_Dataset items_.
====

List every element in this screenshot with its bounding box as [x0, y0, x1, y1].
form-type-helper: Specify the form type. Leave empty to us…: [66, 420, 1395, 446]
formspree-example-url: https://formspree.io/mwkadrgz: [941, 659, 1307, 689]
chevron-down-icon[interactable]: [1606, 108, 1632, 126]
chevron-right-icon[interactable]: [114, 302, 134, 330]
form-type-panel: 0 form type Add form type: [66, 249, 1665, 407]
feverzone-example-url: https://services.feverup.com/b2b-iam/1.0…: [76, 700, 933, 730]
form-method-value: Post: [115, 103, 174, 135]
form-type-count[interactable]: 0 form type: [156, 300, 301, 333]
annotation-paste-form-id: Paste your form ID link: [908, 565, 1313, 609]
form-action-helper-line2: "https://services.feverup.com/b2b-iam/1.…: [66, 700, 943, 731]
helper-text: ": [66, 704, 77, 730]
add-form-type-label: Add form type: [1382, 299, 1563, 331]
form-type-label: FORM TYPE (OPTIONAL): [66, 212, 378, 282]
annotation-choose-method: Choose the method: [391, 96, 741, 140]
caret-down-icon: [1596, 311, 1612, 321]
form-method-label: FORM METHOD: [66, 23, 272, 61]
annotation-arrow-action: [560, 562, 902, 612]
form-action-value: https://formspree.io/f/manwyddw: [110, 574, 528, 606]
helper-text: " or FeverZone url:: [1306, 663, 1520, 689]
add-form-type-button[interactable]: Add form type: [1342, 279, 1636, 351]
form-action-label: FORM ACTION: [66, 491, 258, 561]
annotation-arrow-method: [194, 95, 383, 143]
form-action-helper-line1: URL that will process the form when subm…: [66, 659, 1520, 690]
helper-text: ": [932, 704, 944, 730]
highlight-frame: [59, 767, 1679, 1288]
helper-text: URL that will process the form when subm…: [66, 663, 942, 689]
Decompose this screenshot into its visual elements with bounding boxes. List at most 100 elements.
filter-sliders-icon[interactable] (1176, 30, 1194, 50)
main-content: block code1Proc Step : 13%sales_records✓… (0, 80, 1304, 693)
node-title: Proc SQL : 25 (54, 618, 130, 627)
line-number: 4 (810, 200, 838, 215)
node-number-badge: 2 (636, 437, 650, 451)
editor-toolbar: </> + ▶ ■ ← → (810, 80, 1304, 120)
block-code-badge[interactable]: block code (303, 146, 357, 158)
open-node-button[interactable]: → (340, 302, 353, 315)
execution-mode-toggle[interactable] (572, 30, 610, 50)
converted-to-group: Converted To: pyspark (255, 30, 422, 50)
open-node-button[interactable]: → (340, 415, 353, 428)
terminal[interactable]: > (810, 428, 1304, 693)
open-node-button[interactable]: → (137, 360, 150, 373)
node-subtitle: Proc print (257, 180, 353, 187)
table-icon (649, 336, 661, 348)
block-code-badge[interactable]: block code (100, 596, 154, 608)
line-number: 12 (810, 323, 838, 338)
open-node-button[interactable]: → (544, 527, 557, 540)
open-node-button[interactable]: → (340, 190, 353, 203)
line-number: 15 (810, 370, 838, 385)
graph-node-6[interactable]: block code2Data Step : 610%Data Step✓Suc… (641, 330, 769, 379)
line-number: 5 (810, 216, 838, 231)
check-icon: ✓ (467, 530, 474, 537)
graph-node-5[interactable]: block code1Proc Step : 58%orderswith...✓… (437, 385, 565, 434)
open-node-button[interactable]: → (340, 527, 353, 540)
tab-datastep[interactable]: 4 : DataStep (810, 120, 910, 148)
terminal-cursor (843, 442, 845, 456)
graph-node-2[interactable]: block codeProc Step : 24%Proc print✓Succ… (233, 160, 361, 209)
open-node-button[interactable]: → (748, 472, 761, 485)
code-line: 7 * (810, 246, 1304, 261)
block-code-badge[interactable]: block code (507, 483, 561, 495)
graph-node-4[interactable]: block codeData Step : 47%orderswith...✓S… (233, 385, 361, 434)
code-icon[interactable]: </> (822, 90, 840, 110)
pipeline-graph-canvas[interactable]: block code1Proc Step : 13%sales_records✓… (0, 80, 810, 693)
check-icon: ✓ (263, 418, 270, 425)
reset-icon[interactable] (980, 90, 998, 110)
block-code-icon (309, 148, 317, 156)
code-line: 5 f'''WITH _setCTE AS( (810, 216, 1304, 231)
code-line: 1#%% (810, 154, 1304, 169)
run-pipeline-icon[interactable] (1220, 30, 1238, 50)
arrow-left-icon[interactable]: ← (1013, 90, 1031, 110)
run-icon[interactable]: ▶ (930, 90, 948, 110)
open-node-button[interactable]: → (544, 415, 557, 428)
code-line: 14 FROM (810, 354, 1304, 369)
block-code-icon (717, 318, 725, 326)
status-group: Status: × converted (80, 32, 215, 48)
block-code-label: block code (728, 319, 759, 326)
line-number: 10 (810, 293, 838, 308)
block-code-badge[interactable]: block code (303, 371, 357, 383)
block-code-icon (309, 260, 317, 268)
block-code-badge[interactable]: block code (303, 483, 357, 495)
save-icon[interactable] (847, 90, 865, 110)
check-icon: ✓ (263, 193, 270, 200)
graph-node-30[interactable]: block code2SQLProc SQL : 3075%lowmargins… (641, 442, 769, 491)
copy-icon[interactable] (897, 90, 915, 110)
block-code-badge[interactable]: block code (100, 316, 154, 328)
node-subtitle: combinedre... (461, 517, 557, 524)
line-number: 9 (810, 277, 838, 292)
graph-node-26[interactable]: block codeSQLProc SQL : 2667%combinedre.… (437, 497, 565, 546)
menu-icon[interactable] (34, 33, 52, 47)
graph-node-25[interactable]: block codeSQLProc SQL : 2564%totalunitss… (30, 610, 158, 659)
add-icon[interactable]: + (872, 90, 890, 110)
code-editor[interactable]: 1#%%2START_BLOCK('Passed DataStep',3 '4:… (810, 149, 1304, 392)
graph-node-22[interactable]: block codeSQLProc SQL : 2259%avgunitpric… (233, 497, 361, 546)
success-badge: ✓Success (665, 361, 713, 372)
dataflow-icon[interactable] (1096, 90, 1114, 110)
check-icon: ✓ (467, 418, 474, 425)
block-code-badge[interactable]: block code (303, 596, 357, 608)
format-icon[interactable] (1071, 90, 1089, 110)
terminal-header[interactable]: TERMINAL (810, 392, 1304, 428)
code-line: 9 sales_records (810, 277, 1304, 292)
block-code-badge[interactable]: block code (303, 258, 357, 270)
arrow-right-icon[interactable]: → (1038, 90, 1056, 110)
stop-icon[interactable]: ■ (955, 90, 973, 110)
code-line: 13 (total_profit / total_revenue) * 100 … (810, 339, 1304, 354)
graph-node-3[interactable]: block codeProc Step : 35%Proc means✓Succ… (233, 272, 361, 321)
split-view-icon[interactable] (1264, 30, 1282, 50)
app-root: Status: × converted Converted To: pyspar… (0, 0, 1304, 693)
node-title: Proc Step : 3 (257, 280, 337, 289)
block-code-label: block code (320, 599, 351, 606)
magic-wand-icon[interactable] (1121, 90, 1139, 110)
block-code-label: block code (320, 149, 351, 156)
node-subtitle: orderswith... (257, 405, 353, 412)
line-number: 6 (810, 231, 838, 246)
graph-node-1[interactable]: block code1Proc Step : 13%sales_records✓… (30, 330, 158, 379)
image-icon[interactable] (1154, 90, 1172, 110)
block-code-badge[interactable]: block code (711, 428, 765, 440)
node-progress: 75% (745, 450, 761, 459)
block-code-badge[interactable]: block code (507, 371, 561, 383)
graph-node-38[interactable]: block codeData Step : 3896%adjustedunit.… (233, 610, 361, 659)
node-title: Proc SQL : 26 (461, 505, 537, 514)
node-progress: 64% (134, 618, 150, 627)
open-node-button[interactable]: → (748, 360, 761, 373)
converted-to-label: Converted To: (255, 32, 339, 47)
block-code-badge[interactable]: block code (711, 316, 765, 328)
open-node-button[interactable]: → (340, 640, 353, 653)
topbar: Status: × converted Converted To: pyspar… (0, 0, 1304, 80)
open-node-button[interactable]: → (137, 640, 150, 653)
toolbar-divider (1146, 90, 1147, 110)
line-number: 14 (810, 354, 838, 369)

====

Arrange the entries as a numbered list, covering the stretch from the very first line through the line containing "annotation-arrow-action: [560, 562, 902, 612]" and skipping any blank lines.

1. List every element in this screenshot with its bounding box as [x0, y0, x1, y1].
2. form-type-helper: Specify the form type. Leave empty to us…: [66, 420, 1395, 446]
3. formspree-example-url: https://formspree.io/mwkadrgz: [941, 659, 1307, 689]
4. chevron-down-icon[interactable]: [1606, 108, 1632, 126]
5. chevron-right-icon[interactable]: [114, 302, 134, 330]
6. form-type-panel: 0 form type Add form type: [66, 249, 1665, 407]
7. feverzone-example-url: https://services.feverup.com/b2b-iam/1.0…: [76, 700, 933, 730]
8. form-method-value: Post: [115, 103, 174, 135]
9. form-type-count[interactable]: 0 form type: [156, 300, 301, 333]
10. annotation-paste-form-id: Paste your form ID link: [908, 565, 1313, 609]
11. form-action-helper-line2: "https://services.feverup.com/b2b-iam/1.…: [66, 700, 943, 731]
12. helper-text: ": [66, 704, 77, 730]
13. add-form-type-label: Add form type: [1382, 299, 1563, 331]
14. form-type-label: FORM TYPE (OPTIONAL): [66, 212, 378, 282]
15. annotation-choose-method: Choose the method: [391, 96, 741, 140]
16. caret-down-icon: [1596, 311, 1612, 321]
17. form-method-label: FORM METHOD: [66, 23, 272, 61]
18. annotation-arrow-action: [560, 562, 902, 612]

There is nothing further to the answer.